- TASK INSTRUCTIONS
Reproduce each of the following items without any change.

::: PROVIDED DATA :::

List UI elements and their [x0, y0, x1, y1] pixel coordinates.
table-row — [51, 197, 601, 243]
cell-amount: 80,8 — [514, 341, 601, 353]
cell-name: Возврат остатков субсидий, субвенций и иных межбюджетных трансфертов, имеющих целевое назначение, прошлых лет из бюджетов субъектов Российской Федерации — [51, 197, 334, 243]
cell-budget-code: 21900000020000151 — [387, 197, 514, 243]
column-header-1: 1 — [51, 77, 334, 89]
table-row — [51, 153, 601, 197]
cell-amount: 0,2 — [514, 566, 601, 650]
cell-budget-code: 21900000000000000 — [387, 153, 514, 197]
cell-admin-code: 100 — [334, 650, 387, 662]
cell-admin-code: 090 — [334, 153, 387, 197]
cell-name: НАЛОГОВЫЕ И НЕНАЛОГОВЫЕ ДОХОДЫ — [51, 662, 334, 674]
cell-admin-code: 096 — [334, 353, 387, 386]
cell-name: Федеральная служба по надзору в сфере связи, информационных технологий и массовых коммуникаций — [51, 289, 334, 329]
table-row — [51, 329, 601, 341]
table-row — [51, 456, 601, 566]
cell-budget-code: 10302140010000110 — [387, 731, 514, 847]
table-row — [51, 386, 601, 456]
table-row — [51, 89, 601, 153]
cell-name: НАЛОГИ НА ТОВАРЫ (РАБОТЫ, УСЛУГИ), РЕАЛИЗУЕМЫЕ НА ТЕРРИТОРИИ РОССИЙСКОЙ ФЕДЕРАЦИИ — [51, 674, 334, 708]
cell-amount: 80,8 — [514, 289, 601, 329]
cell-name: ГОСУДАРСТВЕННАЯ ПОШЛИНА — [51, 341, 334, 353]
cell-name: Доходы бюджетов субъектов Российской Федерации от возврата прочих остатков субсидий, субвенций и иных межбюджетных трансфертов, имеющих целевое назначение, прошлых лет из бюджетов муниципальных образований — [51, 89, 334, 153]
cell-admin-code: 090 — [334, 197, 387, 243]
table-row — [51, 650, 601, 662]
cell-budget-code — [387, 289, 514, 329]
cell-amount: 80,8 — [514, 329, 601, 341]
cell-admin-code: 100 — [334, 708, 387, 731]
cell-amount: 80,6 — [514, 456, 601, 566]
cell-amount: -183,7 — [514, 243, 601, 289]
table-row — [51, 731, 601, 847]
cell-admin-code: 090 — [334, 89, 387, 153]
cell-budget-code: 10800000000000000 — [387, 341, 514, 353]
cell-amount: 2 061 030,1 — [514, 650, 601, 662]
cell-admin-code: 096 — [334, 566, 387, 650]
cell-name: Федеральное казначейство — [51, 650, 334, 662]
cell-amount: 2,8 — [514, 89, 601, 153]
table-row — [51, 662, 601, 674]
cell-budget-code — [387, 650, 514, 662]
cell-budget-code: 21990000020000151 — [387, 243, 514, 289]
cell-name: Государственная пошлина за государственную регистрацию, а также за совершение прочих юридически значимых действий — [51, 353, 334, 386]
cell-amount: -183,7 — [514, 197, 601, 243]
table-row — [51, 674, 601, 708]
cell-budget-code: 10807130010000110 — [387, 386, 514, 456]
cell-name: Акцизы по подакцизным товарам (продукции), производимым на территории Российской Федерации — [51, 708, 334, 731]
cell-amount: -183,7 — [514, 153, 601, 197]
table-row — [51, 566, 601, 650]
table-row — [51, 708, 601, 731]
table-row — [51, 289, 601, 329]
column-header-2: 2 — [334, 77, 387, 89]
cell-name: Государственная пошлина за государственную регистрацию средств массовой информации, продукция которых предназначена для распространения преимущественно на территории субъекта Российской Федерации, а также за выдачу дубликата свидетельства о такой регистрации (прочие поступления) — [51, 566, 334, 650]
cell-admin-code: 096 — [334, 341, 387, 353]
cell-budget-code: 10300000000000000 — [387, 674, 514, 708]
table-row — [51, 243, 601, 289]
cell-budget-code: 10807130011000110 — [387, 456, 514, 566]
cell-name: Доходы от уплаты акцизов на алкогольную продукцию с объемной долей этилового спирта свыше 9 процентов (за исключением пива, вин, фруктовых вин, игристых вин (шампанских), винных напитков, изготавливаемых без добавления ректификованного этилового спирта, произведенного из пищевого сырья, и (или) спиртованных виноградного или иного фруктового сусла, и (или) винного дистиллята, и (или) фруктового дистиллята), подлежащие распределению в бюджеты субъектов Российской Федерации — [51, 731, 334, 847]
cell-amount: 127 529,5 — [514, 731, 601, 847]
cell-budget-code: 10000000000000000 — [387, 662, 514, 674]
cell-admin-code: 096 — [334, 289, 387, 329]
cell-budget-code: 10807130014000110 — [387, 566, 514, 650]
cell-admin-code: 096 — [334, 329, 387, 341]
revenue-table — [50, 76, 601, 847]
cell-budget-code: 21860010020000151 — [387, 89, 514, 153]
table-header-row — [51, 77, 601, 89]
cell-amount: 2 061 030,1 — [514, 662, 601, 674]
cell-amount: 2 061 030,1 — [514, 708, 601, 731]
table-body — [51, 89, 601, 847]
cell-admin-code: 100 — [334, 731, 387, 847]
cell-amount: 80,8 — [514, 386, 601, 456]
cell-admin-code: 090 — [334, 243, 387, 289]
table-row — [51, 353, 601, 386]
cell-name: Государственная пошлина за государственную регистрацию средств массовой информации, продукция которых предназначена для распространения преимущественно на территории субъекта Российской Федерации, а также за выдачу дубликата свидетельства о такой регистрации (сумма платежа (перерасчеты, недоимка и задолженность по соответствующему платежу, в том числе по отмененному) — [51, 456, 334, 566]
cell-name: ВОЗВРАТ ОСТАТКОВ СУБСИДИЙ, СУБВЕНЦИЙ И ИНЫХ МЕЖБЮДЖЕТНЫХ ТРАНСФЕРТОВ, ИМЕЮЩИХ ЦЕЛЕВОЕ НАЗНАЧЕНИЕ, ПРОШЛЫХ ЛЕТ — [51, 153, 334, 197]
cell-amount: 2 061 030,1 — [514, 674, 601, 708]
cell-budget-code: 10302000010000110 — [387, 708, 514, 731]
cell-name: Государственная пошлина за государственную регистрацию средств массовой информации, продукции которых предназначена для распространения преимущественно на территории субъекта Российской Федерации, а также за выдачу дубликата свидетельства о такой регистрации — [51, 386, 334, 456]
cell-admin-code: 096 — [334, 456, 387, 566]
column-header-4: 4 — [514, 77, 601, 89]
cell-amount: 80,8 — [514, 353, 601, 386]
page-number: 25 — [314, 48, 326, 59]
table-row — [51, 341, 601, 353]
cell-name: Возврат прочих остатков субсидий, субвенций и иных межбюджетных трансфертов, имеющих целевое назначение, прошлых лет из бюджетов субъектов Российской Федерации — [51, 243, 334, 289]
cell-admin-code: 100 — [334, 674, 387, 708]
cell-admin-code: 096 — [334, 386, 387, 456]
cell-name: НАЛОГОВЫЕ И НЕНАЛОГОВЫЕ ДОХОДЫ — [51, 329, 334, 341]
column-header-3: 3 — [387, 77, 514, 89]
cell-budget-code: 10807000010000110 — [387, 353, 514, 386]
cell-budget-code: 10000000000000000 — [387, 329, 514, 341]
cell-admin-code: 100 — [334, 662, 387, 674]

:::

- FULL SOLUTION
List UI elements and their [x0, y0, x1, y1] pixel coordinates.
table-row — [51, 197, 601, 243]
cell-amount: 80,8 — [514, 341, 601, 353]
cell-name: Возврат остатков субсидий, субвенций и иных межбюджетных трансфертов, имеющих целевое назначение, прошлых лет из бюджетов субъектов Российской Федерации — [51, 197, 334, 243]
cell-budget-code: 21900000020000151 — [387, 197, 514, 243]
column-header-1: 1 — [51, 77, 334, 89]
table-row — [51, 153, 601, 197]
cell-amount: 0,2 — [514, 566, 601, 650]
cell-budget-code: 21900000000000000 — [387, 153, 514, 197]
cell-admin-code: 100 — [334, 650, 387, 662]
cell-admin-code: 090 — [334, 153, 387, 197]
cell-name: НАЛОГОВЫЕ И НЕНАЛОГОВЫЕ ДОХОДЫ — [51, 662, 334, 674]
cell-admin-code: 096 — [334, 353, 387, 386]
cell-name: Федеральная служба по надзору в сфере связи, информационных технологий и массовых коммуникаций — [51, 289, 334, 329]
table-row — [51, 329, 601, 341]
table-row — [51, 456, 601, 566]
cell-budget-code: 10302140010000110 — [387, 731, 514, 847]
table-row — [51, 386, 601, 456]
table-row — [51, 89, 601, 153]
cell-name: НАЛОГИ НА ТОВАРЫ (РАБОТЫ, УСЛУГИ), РЕАЛИЗУЕМЫЕ НА ТЕРРИТОРИИ РОССИЙСКОЙ ФЕДЕРАЦИИ — [51, 674, 334, 708]
cell-amount: 80,8 — [514, 289, 601, 329]
cell-name: ГОСУДАРСТВЕННАЯ ПОШЛИНА — [51, 341, 334, 353]
cell-name: Доходы бюджетов субъектов Российской Федерации от возврата прочих остатков субсидий, субвенций и иных межбюджетных трансфертов, имеющих целевое назначение, прошлых лет из бюджетов муниципальных образований — [51, 89, 334, 153]
cell-admin-code: 090 — [334, 197, 387, 243]
table-row — [51, 650, 601, 662]
cell-budget-code — [387, 289, 514, 329]
cell-amount: 80,8 — [514, 329, 601, 341]
cell-admin-code: 100 — [334, 708, 387, 731]
cell-amount: 80,6 — [514, 456, 601, 566]
cell-amount: -183,7 — [514, 243, 601, 289]
table-row — [51, 731, 601, 847]
cell-admin-code: 090 — [334, 89, 387, 153]
cell-budget-code: 10800000000000000 — [387, 341, 514, 353]
cell-amount: 2 061 030,1 — [514, 650, 601, 662]
cell-admin-code: 096 — [334, 566, 387, 650]
cell-name: Федеральное казначейство — [51, 650, 334, 662]
cell-amount: 2,8 — [514, 89, 601, 153]
table-row — [51, 662, 601, 674]
cell-budget-code — [387, 650, 514, 662]
cell-budget-code: 21990000020000151 — [387, 243, 514, 289]
cell-name: Государственная пошлина за государственную регистрацию, а также за совершение прочих юридически значимых действий — [51, 353, 334, 386]
cell-amount: -183,7 — [514, 197, 601, 243]
table-row — [51, 674, 601, 708]
cell-budget-code: 10807130010000110 — [387, 386, 514, 456]
cell-name: Акцизы по подакцизным товарам (продукции), производимым на территории Российской Федерации — [51, 708, 334, 731]
cell-amount: -183,7 — [514, 153, 601, 197]
table-row — [51, 566, 601, 650]
table-row — [51, 708, 601, 731]
table-row — [51, 289, 601, 329]
column-header-2: 2 — [334, 77, 387, 89]
cell-name: Государственная пошлина за государственную регистрацию средств массовой информации, продукция которых предназначена для распространения преимущественно на территории субъекта Российской Федерации, а также за выдачу дубликата свидетельства о такой регистрации (прочие поступления) — [51, 566, 334, 650]
cell-admin-code: 096 — [334, 341, 387, 353]
cell-budget-code: 10300000000000000 — [387, 674, 514, 708]
table-row — [51, 243, 601, 289]
cell-budget-code: 10807130011000110 — [387, 456, 514, 566]
cell-name: Доходы от уплаты акцизов на алкогольную продукцию с объемной долей этилового спирта свыше 9 процентов (за исключением пива, вин, фруктовых вин, игристых вин (шампанских), винных напитков, изготавливаемых без добавления ректификованного этилового спирта, произведенного из пищевого сырья, и (или) спиртованных виноградного или иного фруктового сусла, и (или) винного дистиллята, и (или) фруктового дистиллята), подлежащие распределению в бюджеты субъектов Российской Федерации — [51, 731, 334, 847]
cell-amount: 127 529,5 — [514, 731, 601, 847]
cell-budget-code: 10000000000000000 — [387, 662, 514, 674]
cell-admin-code: 096 — [334, 289, 387, 329]
cell-budget-code: 10807130014000110 — [387, 566, 514, 650]
cell-admin-code: 096 — [334, 329, 387, 341]
revenue-table — [50, 76, 601, 847]
cell-budget-code: 21860010020000151 — [387, 89, 514, 153]
table-header-row — [51, 77, 601, 89]
cell-amount: 2 061 030,1 — [514, 662, 601, 674]
cell-amount: 2 061 030,1 — [514, 708, 601, 731]
table-body — [51, 89, 601, 847]
cell-admin-code: 100 — [334, 731, 387, 847]
cell-amount: 80,8 — [514, 386, 601, 456]
cell-admin-code: 090 — [334, 243, 387, 289]
table-row — [51, 353, 601, 386]
cell-name: Государственная пошлина за государственную регистрацию средств массовой информации, продукция которых предназначена для распространения преимущественно на территории субъекта Российской Федерации, а также за выдачу дубликата свидетельства о такой регистрации (сумма платежа (перерасчеты, недоимка и задолженность по соответствующему платежу, в том числе по отмененному) — [51, 456, 334, 566]
cell-name: ВОЗВРАТ ОСТАТКОВ СУБСИДИЙ, СУБВЕНЦИЙ И ИНЫХ МЕЖБЮДЖЕТНЫХ ТРАНСФЕРТОВ, ИМЕЮЩИХ ЦЕЛЕВОЕ НАЗНАЧЕНИЕ, ПРОШЛЫХ ЛЕТ — [51, 153, 334, 197]
cell-amount: 2 061 030,1 — [514, 674, 601, 708]
cell-budget-code: 10302000010000110 — [387, 708, 514, 731]
cell-name: Государственная пошлина за государственную регистрацию средств массовой информации, продукции которых предназначена для распространения преимущественно на территории субъекта Российской Федерации, а также за выдачу дубликата свидетельства о такой регистрации — [51, 386, 334, 456]
cell-admin-code: 096 — [334, 456, 387, 566]
column-header-4: 4 — [514, 77, 601, 89]
cell-amount: 80,8 — [514, 353, 601, 386]
page-number: 25 — [314, 48, 326, 59]
table-row — [51, 341, 601, 353]
cell-name: Возврат прочих остатков субсидий, субвенций и иных межбюджетных трансфертов, имеющих целевое назначение, прошлых лет из бюджетов субъектов Российской Федерации — [51, 243, 334, 289]
cell-admin-code: 100 — [334, 674, 387, 708]
cell-admin-code: 096 — [334, 386, 387, 456]
cell-name: НАЛОГОВЫЕ И НЕНАЛОГОВЫЕ ДОХОДЫ — [51, 329, 334, 341]
column-header-3: 3 — [387, 77, 514, 89]
cell-budget-code: 10807000010000110 — [387, 353, 514, 386]
cell-budget-code: 10000000000000000 — [387, 329, 514, 341]
cell-admin-code: 100 — [334, 662, 387, 674]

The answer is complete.